━━━━━ Given entries
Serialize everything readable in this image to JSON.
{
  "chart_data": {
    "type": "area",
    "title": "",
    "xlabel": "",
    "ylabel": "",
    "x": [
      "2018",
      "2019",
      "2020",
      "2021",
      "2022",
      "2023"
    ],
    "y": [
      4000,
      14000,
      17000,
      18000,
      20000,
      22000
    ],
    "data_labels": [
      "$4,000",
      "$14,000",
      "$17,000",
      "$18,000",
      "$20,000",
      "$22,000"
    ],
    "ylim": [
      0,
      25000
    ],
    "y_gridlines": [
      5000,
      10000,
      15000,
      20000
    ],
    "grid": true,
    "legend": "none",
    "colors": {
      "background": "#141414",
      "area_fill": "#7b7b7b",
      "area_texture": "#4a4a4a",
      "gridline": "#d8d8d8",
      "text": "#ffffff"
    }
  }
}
━━━━━━━━━━
(Required task): Repeat every record, keeping each word and mark exactly as it is.

(Complete response):
Serialize everything readable in this image to JSON.
{
  "chart_data": {
    "type": "area",
    "title": "",
    "xlabel": "",
    "ylabel": "",
    "x": [
      "2018",
      "2019",
      "2020",
      "2021",
      "2022",
      "2023"
    ],
    "y": [
      4000,
      14000,
      17000,
      18000,
      20000,
      22000
    ],
    "data_labels": [
      "$4,000",
      "$14,000",
      "$17,000",
      "$18,000",
      "$20,000",
      "$22,000"
    ],
    "ylim": [
      0,
      25000
    ],
    "y_gridlines": [
      5000,
      10000,
      15000,
      20000
    ],
    "grid": true,
    "legend": "none",
    "colors": {
      "background": "#141414",
      "area_fill": "#7b7b7b",
      "area_texture": "#4a4a4a",
      "gridline": "#d8d8d8",
      "text": "#ffffff"
    }
  }
}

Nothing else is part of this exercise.